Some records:

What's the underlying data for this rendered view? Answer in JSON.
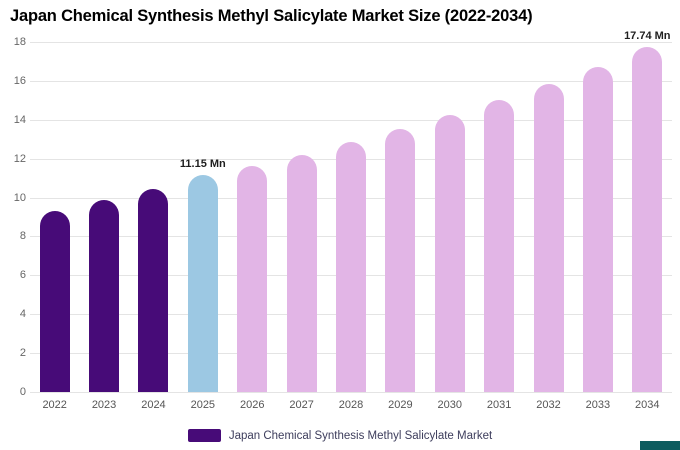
{
  "title": "Japan Chemical Synthesis Methyl Salicylate Market Size (2022-2034)",
  "legend": {
    "label": "Japan Chemical Synthesis Methyl Salicylate Market",
    "swatch_color": "#470B78"
  },
  "accent_color": "#0d5c5f",
  "chart_data": {
    "type": "bar",
    "title": "Japan Chemical Synthesis Methyl Salicylate Market Size (2022-2034)",
    "xlabel": "",
    "ylabel": "",
    "unit": "Mn",
    "categories": [
      "2022",
      "2023",
      "2024",
      "2025",
      "2026",
      "2027",
      "2028",
      "2029",
      "2030",
      "2031",
      "2032",
      "2033",
      "2034"
    ],
    "values": [
      9.3,
      9.9,
      10.45,
      11.15,
      11.6,
      12.2,
      12.85,
      13.55,
      14.25,
      15.0,
      15.85,
      16.7,
      17.74
    ],
    "bar_colors": [
      "#470B78",
      "#470B78",
      "#470B78",
      "#9CC8E3",
      "#E2B5E6",
      "#E2B5E6",
      "#E2B5E6",
      "#E2B5E6",
      "#E2B5E6",
      "#E2B5E6",
      "#E2B5E6",
      "#E2B5E6",
      "#E2B5E6"
    ],
    "color_roles": {
      "historical": "#470B78",
      "base_year": "#9CC8E3",
      "forecast": "#E2B5E6"
    },
    "annotations": [
      {
        "index": 3,
        "category": "2025",
        "text": "11.15 Mn"
      },
      {
        "index": 12,
        "category": "2034",
        "text": "17.74 Mn"
      }
    ],
    "ylim": [
      0,
      18
    ],
    "ytick_step": 2,
    "grid": true,
    "legend_position": "bottom"
  }
}
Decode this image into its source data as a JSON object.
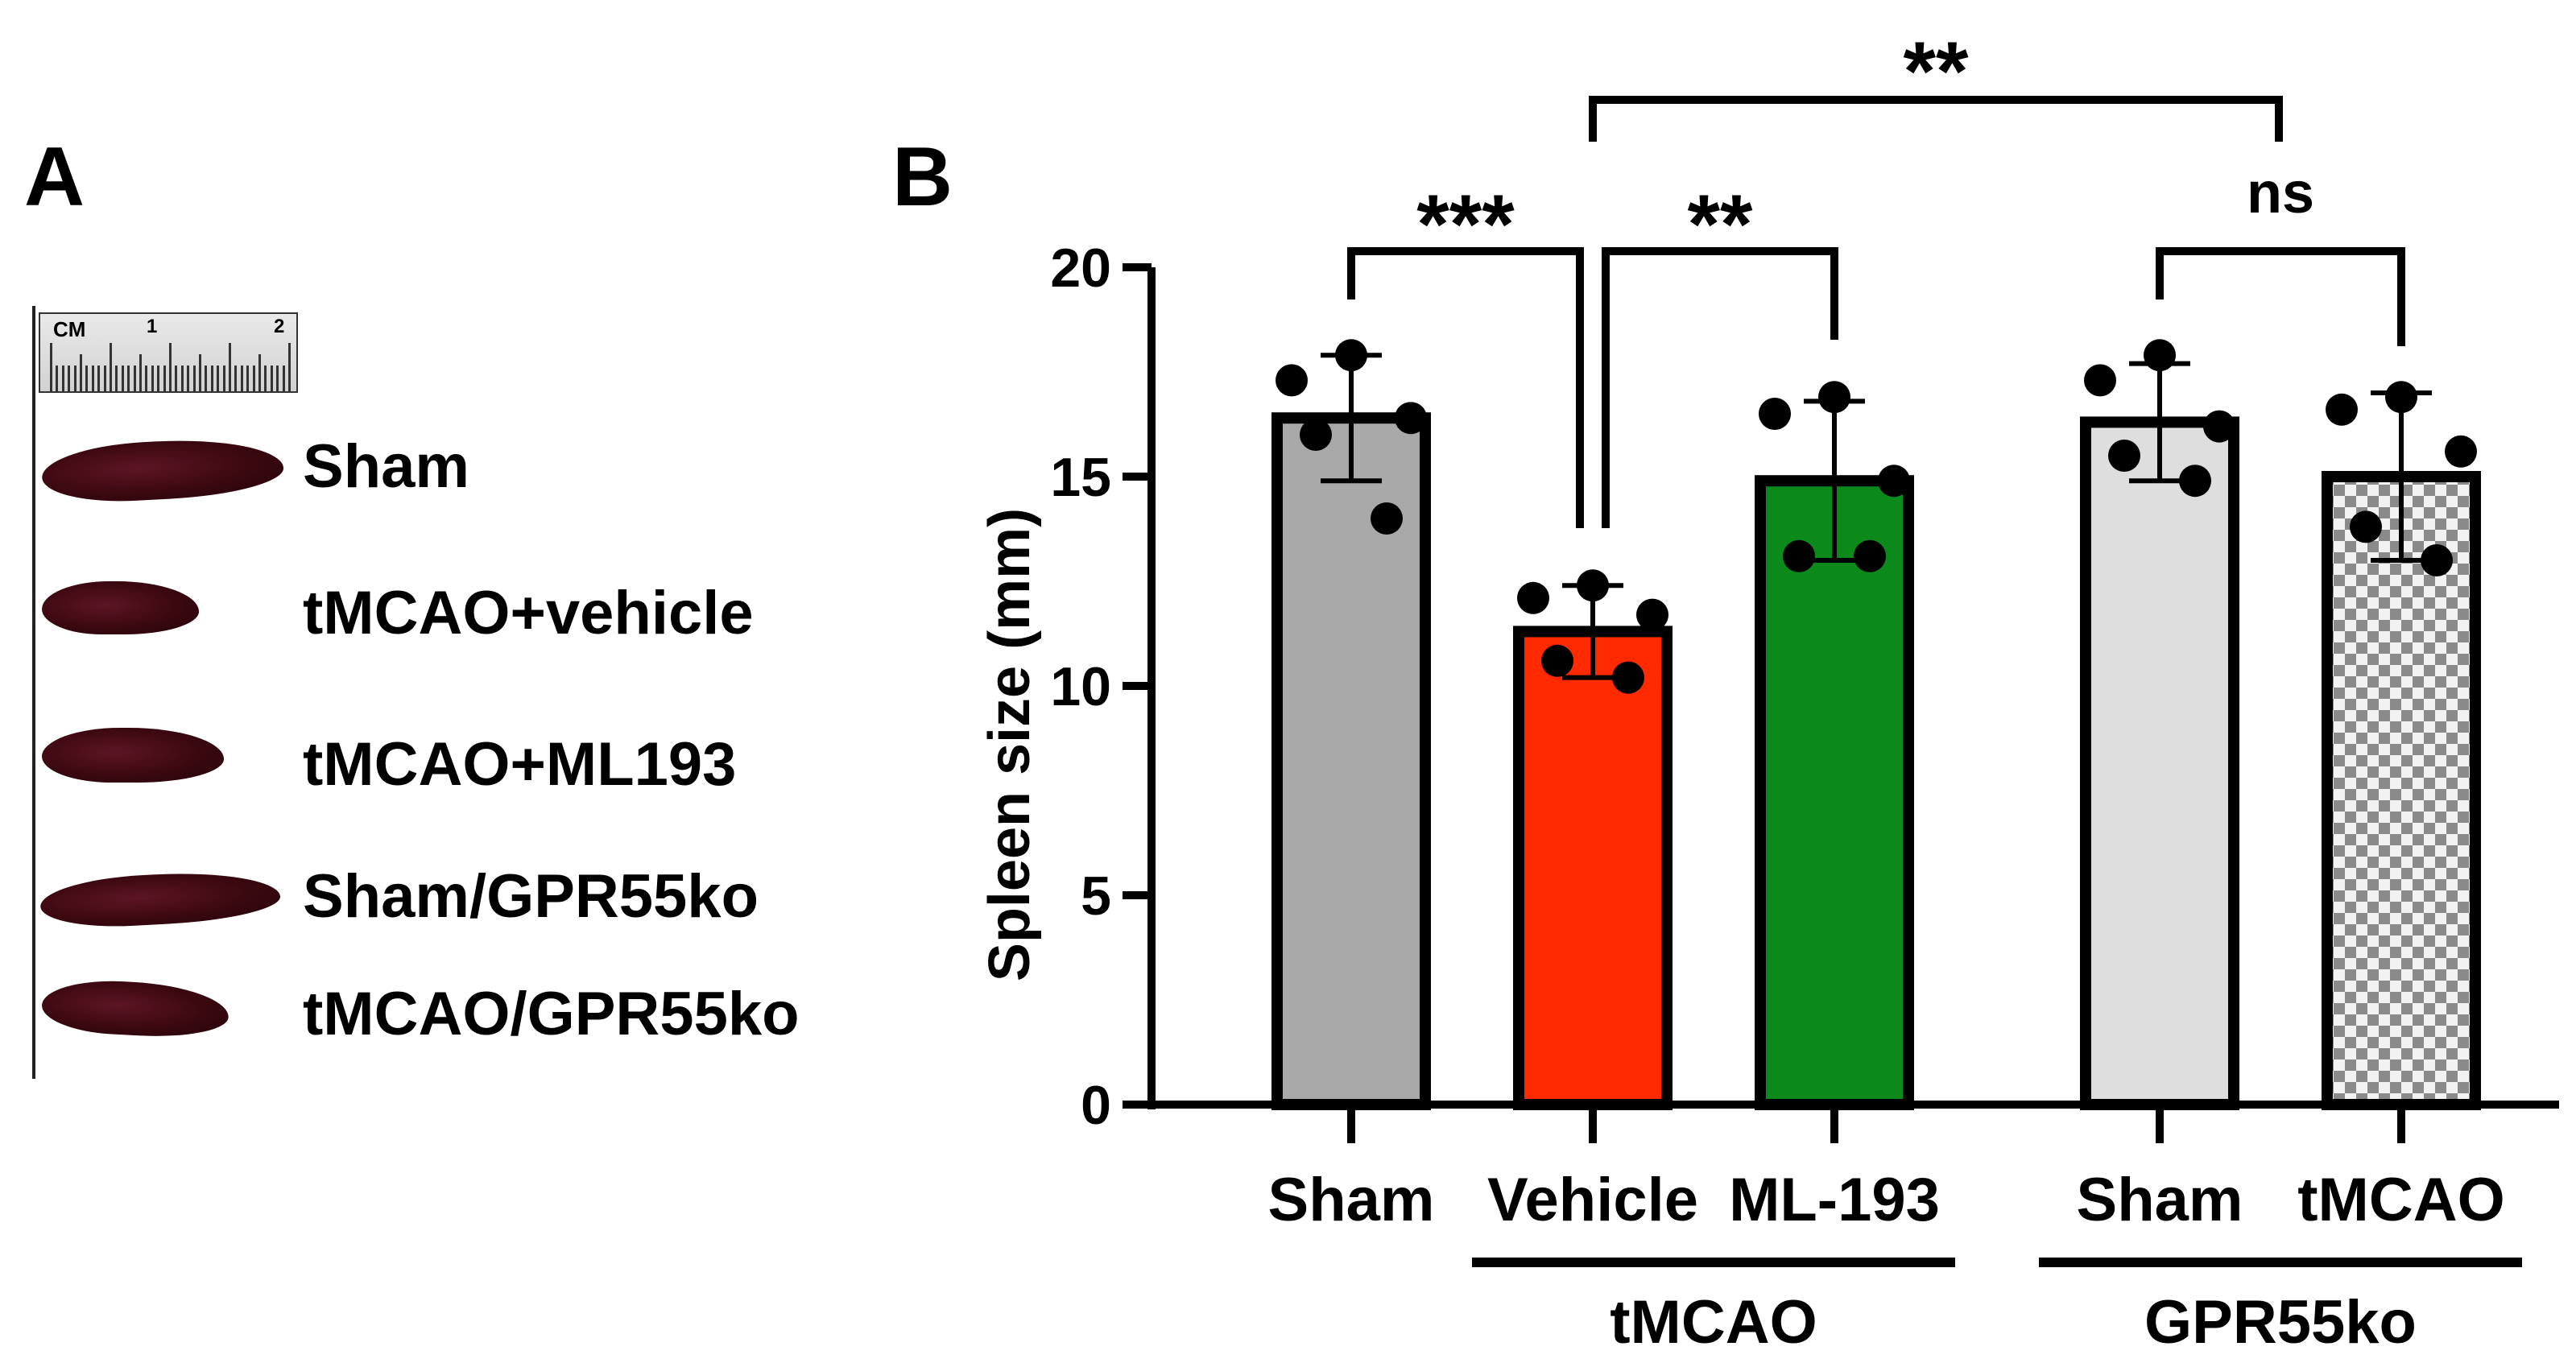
{
  "panel_a": {
    "letter": "A",
    "ruler": {
      "unit": "CM",
      "marks": [
        "1",
        "2"
      ]
    },
    "labels": [
      "Sham",
      "tMCAO+vehicle",
      "tMCAO+ML193",
      "Sham/GPR55ko",
      "tMCAO/GPR55ko"
    ]
  },
  "panel_b": {
    "letter": "B"
  },
  "colors": {
    "sham": "#a9a9a9",
    "vehicle": "#ff2a00",
    "ml193": "#0b8a1b",
    "ko_sham": "#dedede",
    "ko_tmcao_checker_a": "#8a8a8a",
    "ko_tmcao_checker_b": "#f2f2f2",
    "spleen": "#3b0810"
  },
  "chart_data": {
    "type": "bar",
    "title": "",
    "xlabel": "",
    "ylabel": "Spleen size (mm)",
    "ylim": [
      0,
      20
    ],
    "yticks": [
      0,
      5,
      10,
      15,
      20
    ],
    "categories": [
      "Sham",
      "Vehicle",
      "ML-193",
      "Sham",
      "tMCAO"
    ],
    "values": [
      16.4,
      11.3,
      14.9,
      16.3,
      15.0
    ],
    "errors": [
      1.5,
      1.1,
      1.9,
      1.4,
      2.0
    ],
    "points": [
      [
        17.9,
        17.3,
        16.4,
        16.0,
        14.0
      ],
      [
        12.4,
        12.1,
        11.7,
        10.6,
        10.2
      ],
      [
        16.9,
        16.5,
        14.9,
        13.1,
        13.1
      ],
      [
        17.9,
        17.3,
        16.2,
        15.5,
        14.9
      ],
      [
        16.9,
        16.6,
        15.6,
        13.8,
        13.0
      ]
    ],
    "groups": [
      {
        "label": "tMCAO",
        "members": [
          1,
          2
        ]
      },
      {
        "label": "GPR55ko",
        "members": [
          3,
          4
        ]
      }
    ],
    "significance": [
      {
        "from": 0,
        "to": 1,
        "label": "***"
      },
      {
        "from": 1,
        "to": 2,
        "label": "**"
      },
      {
        "from": 1,
        "to": 3.5,
        "label": "**"
      },
      {
        "from": 3,
        "to": 4,
        "label": "ns"
      }
    ]
  }
}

# [Goal]
Give back the entries verbatim. Do not include any picture.

# [Complete output]
What's the underlying data for this rendered view? Answer in JSON.
{
  "title": "Japan Chemical Synthesis Methyl Salicylate Market Size (2022-2034)",
  "legend": {
    "label": "Japan Chemical Synthesis Methyl Salicylate Market",
    "swatch_color": "#470B78"
  },
  "accent_color": "#0d5c5f",
  "chart_data": {
    "type": "bar",
    "title": "Japan Chemical Synthesis Methyl Salicylate Market Size (2022-2034)",
    "xlabel": "",
    "ylabel": "",
    "unit": "Mn",
    "categories": [
      "2022",
      "2023",
      "2024",
      "2025",
      "2026",
      "2027",
      "2028",
      "2029",
      "2030",
      "2031",
      "2032",
      "2033",
      "2034"
    ],
    "values": [
      9.3,
      9.9,
      10.45,
      11.15,
      11.6,
      12.2,
      12.85,
      13.55,
      14.25,
      15.0,
      15.85,
      16.7,
      17.74
    ],
    "bar_colors": [
      "#470B78",
      "#470B78",
      "#470B78",
      "#9CC8E3",
      "#E2B5E6",
      "#E2B5E6",
      "#E2B5E6",
      "#E2B5E6",
      "#E2B5E6",
      "#E2B5E6",
      "#E2B5E6",
      "#E2B5E6",
      "#E2B5E6"
    ],
    "color_roles": {
      "historical": "#470B78",
      "base_year": "#9CC8E3",
      "forecast": "#E2B5E6"
    },
    "annotations": [
      {
        "index": 3,
        "category": "2025",
        "text": "11.15 Mn"
      },
      {
        "index": 12,
        "category": "2034",
        "text": "17.74 Mn"
      }
    ],
    "ylim": [
      0,
      18
    ],
    "ytick_step": 2,
    "grid": true,
    "legend_position": "bottom"
  }
}
Decode this image into its source data as a JSON object.
{
  "panel_a": {
    "letter": "A",
    "ruler": {
      "unit": "CM",
      "marks": [
        "1",
        "2"
      ]
    },
    "labels": [
      "Sham",
      "tMCAO+vehicle",
      "tMCAO+ML193",
      "Sham/GPR55ko",
      "tMCAO/GPR55ko"
    ]
  },
  "panel_b": {
    "letter": "B"
  },
  "colors": {
    "sham": "#a9a9a9",
    "vehicle": "#ff2a00",
    "ml193": "#0b8a1b",
    "ko_sham": "#dedede",
    "ko_tmcao_checker_a": "#8a8a8a",
    "ko_tmcao_checker_b": "#f2f2f2",
    "spleen": "#3b0810"
  },
  "chart_data": {
    "type": "bar",
    "title": "",
    "xlabel": "",
    "ylabel": "Spleen size (mm)",
    "ylim": [
      0,
      20
    ],
    "yticks": [
      0,
      5,
      10,
      15,
      20
    ],
    "categories": [
      "Sham",
      "Vehicle",
      "ML-193",
      "Sham",
      "tMCAO"
    ],
    "values": [
      16.4,
      11.3,
      14.9,
      16.3,
      15.0
    ],
    "errors": [
      1.5,
      1.1,
      1.9,
      1.4,
      2.0
    ],
    "points": [
      [
        17.9,
        17.3,
        16.4,
        16.0,
        14.0
      ],
      [
        12.4,
        12.1,
        11.7,
        10.6,
        10.2
      ],
      [
        16.9,
        16.5,
        14.9,
        13.1,
        13.1
      ],
      [
        17.9,
        17.3,
        16.2,
        15.5,
        14.9
      ],
      [
        16.9,
        16.6,
        15.6,
        13.8,
        13.0
      ]
    ],
    "groups": [
      {
        "label": "tMCAO",
        "members": [
          1,
          2
        ]
      },
      {
        "label": "GPR55ko",
        "members": [
          3,
          4
        ]
      }
    ],
    "significance": [
      {
        "from": 0,
        "to": 1,
        "label": "***"
      },
      {
        "from": 1,
        "to": 2,
        "label": "**"
      },
      {
        "from": 1,
        "to": 3.5,
        "label": "**"
      },
      {
        "from": 3,
        "to": 4,
        "label": "ns"
      }
    ]
  }
}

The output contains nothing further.